» **What is expected**
Exactly as written, quote every line that follows, skipping the images.

» **Material supplied**

|---|

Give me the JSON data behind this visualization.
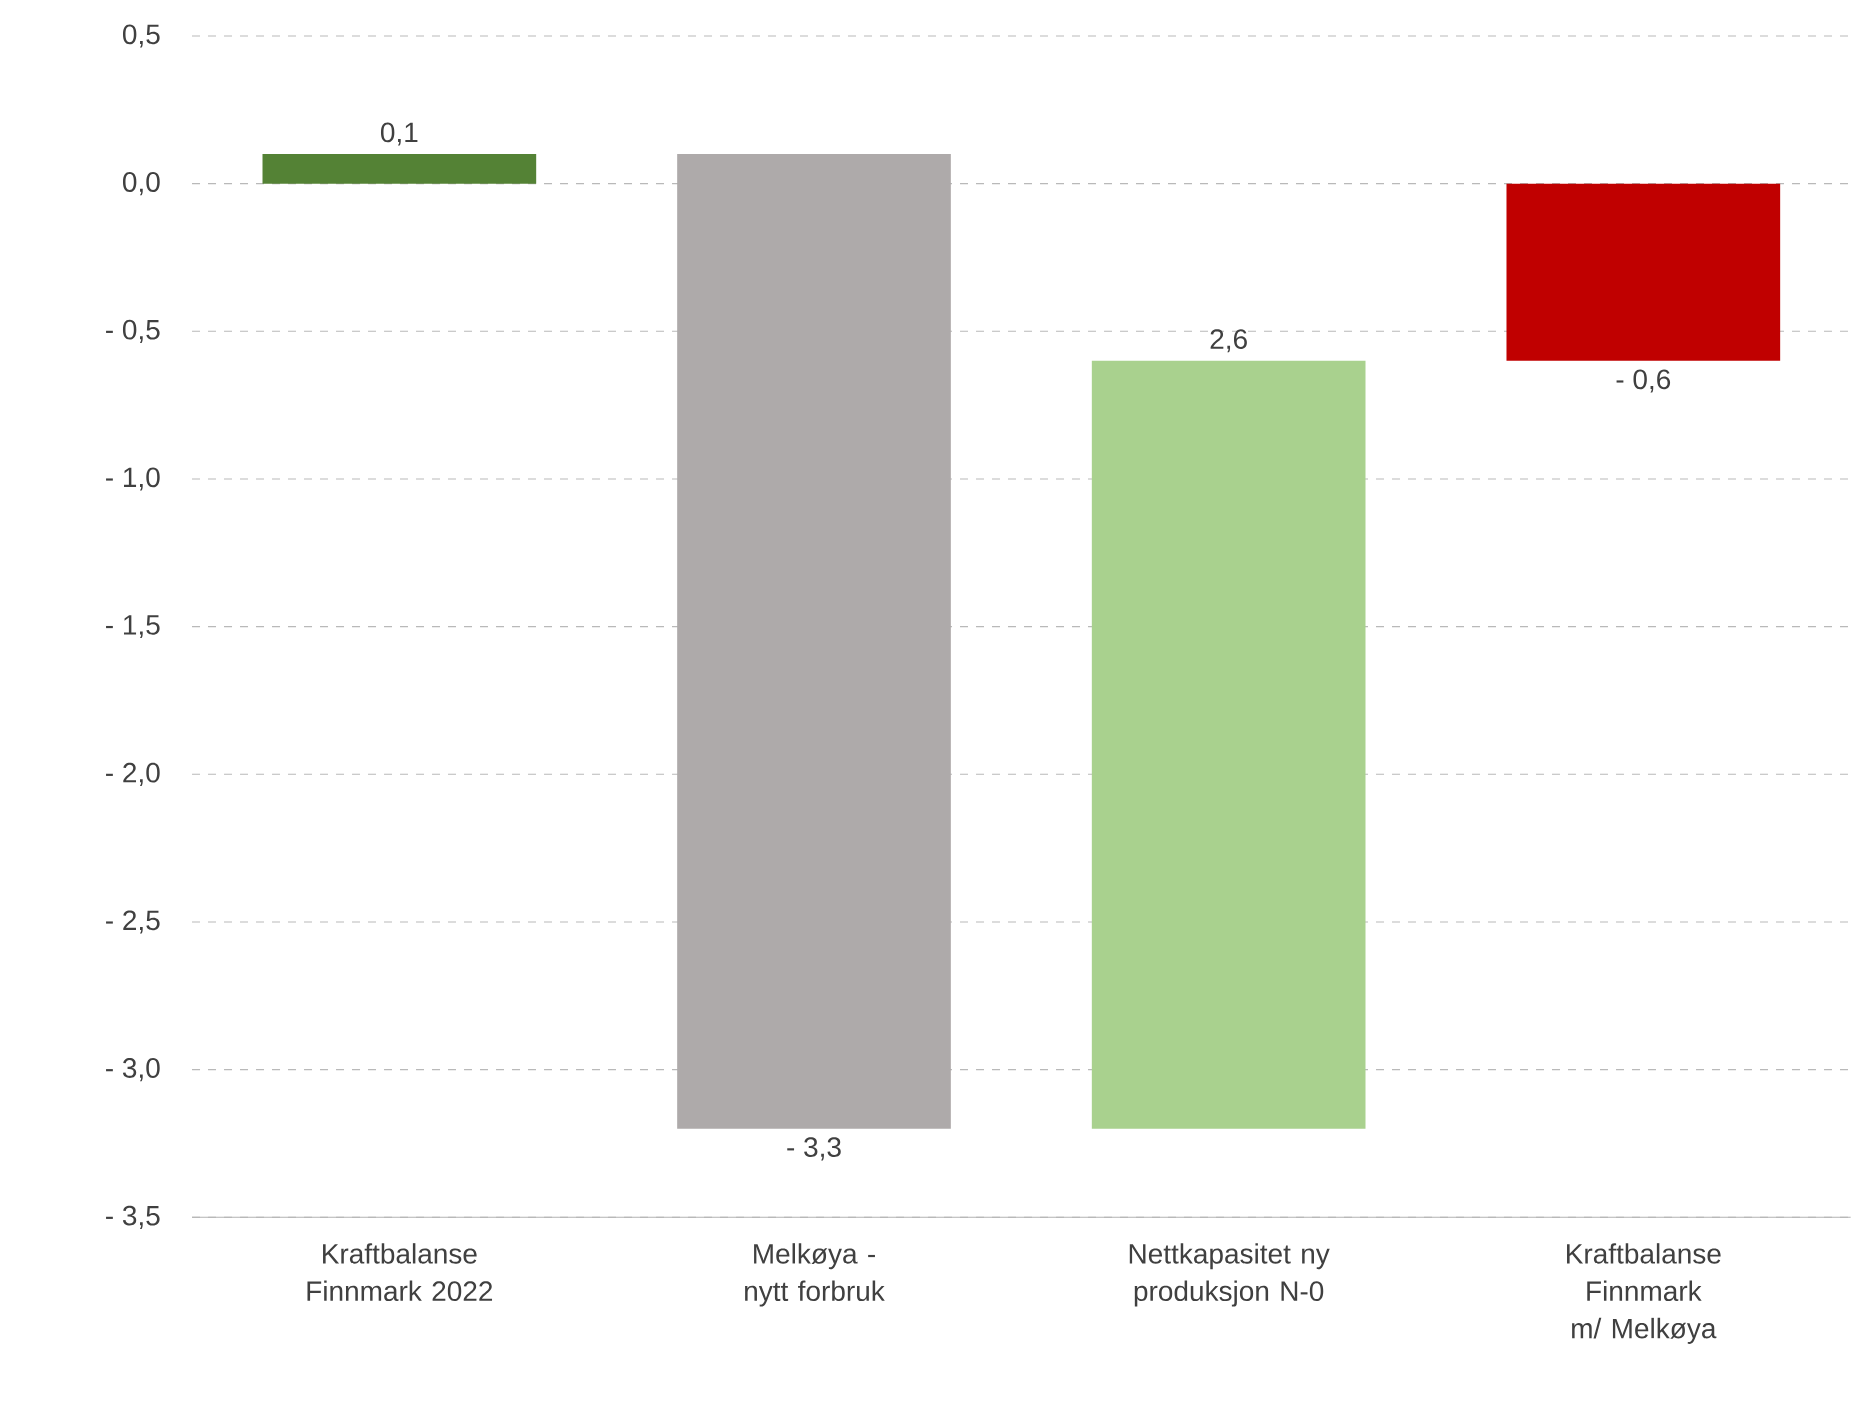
{
  "chart_data": {
    "type": "bar",
    "categories": [
      "Kraftbalanse Finnmark 2022",
      "Melkøya - nytt forbruk",
      "Nettkapasitet ny produksjon N-0",
      "Kraftbalanse Finnmark m/ Melkøya"
    ],
    "values": [
      0.1,
      -3.3,
      2.6,
      -0.6
    ],
    "base": [
      0,
      0.1,
      -3.2,
      0
    ],
    "colors": [
      "#548235",
      "#aeaaaa",
      "#a9d18e",
      "#c00000"
    ],
    "value_labels": [
      "0,1",
      "- 3,3",
      "2,6",
      "- 0,6"
    ],
    "ylim": [
      -3.5,
      0.5
    ],
    "yticks": [
      {
        "value": 0.5,
        "label": "0,5"
      },
      {
        "value": 0,
        "label": "0,0"
      },
      {
        "value": -0.5,
        "label": "- 0,5"
      },
      {
        "value": -1,
        "label": "- 1,0"
      },
      {
        "value": -1.5,
        "label": "- 1,5"
      },
      {
        "value": -2,
        "label": "- 2,0"
      },
      {
        "value": -2.5,
        "label": "- 2,5"
      },
      {
        "value": -3,
        "label": "- 3,0"
      },
      {
        "value": -3.5,
        "label": "- 3,5"
      }
    ],
    "grid": "y"
  }
}
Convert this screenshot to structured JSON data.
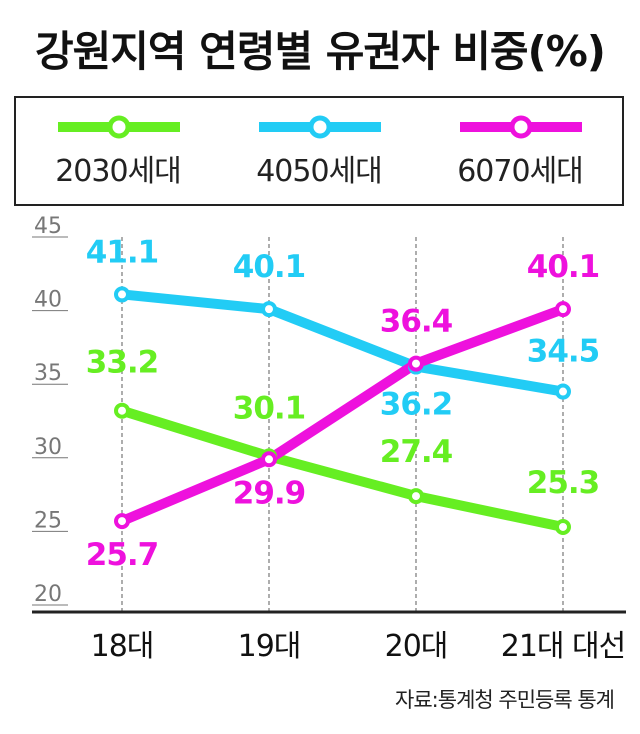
{
  "title": "강원지역 연령별 유권자 비중(%)",
  "source": "자료:통계청 주민등록 통계",
  "colors": {
    "s2030": "#66ee22",
    "s4050": "#22ccf5",
    "s6070": "#ee11dd"
  },
  "chart_data": {
    "type": "line",
    "title": "강원지역 연령별 유권자 비중(%)",
    "categories": [
      "18대",
      "19대",
      "20대",
      "21대 대선"
    ],
    "ylim": [
      20,
      45
    ],
    "yticks": [
      20,
      25,
      30,
      35,
      40,
      45
    ],
    "grid": "dashed vertical lines at categories",
    "legend": "top",
    "series": [
      {
        "name": "2030세대",
        "color": "#66ee22",
        "values": [
          33.2,
          30.1,
          27.4,
          25.3
        ],
        "labels": [
          "33.2",
          "30.1",
          "27.4",
          "25.3"
        ]
      },
      {
        "name": "4050세대",
        "color": "#22ccf5",
        "values": [
          41.1,
          40.1,
          36.2,
          34.5
        ],
        "labels": [
          "41.1",
          "40.1",
          "36.2",
          "34.5"
        ]
      },
      {
        "name": "6070세대",
        "color": "#ee11dd",
        "values": [
          25.7,
          29.9,
          36.4,
          40.1
        ],
        "labels": [
          "25.7",
          "29.9",
          "36.4",
          "40.1"
        ]
      }
    ]
  }
}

|---|

» **In response**
Give me the JSON data behind this visualization.
{
  "chart_data": {
    "type": "bar",
    "categories": [
      "Kraftbalanse Finnmark 2022",
      "Melkøya - nytt forbruk",
      "Nettkapasitet ny produksjon N-0",
      "Kraftbalanse Finnmark m/ Melkøya"
    ],
    "values": [
      0.1,
      -3.3,
      2.6,
      -0.6
    ],
    "base": [
      0,
      0.1,
      -3.2,
      0
    ],
    "colors": [
      "#548235",
      "#aeaaaa",
      "#a9d18e",
      "#c00000"
    ],
    "value_labels": [
      "0,1",
      "- 3,3",
      "2,6",
      "- 0,6"
    ],
    "ylim": [
      -3.5,
      0.5
    ],
    "yticks": [
      {
        "value": 0.5,
        "label": "0,5"
      },
      {
        "value": 0,
        "label": "0,0"
      },
      {
        "value": -0.5,
        "label": "- 0,5"
      },
      {
        "value": -1,
        "label": "- 1,0"
      },
      {
        "value": -1.5,
        "label": "- 1,5"
      },
      {
        "value": -2,
        "label": "- 2,0"
      },
      {
        "value": -2.5,
        "label": "- 2,5"
      },
      {
        "value": -3,
        "label": "- 3,0"
      },
      {
        "value": -3.5,
        "label": "- 3,5"
      }
    ],
    "grid": "y"
  }
}
Convert this screenshot to structured JSON data.
{
  "title": "강원지역 연령별 유권자 비중(%)",
  "source": "자료:통계청 주민등록 통계",
  "colors": {
    "s2030": "#66ee22",
    "s4050": "#22ccf5",
    "s6070": "#ee11dd"
  },
  "chart_data": {
    "type": "line",
    "title": "강원지역 연령별 유권자 비중(%)",
    "categories": [
      "18대",
      "19대",
      "20대",
      "21대 대선"
    ],
    "ylim": [
      20,
      45
    ],
    "yticks": [
      20,
      25,
      30,
      35,
      40,
      45
    ],
    "grid": "dashed vertical lines at categories",
    "legend": "top",
    "series": [
      {
        "name": "2030세대",
        "color": "#66ee22",
        "values": [
          33.2,
          30.1,
          27.4,
          25.3
        ],
        "labels": [
          "33.2",
          "30.1",
          "27.4",
          "25.3"
        ]
      },
      {
        "name": "4050세대",
        "color": "#22ccf5",
        "values": [
          41.1,
          40.1,
          36.2,
          34.5
        ],
        "labels": [
          "41.1",
          "40.1",
          "36.2",
          "34.5"
        ]
      },
      {
        "name": "6070세대",
        "color": "#ee11dd",
        "values": [
          25.7,
          29.9,
          36.4,
          40.1
        ],
        "labels": [
          "25.7",
          "29.9",
          "36.4",
          "40.1"
        ]
      }
    ]
  }
}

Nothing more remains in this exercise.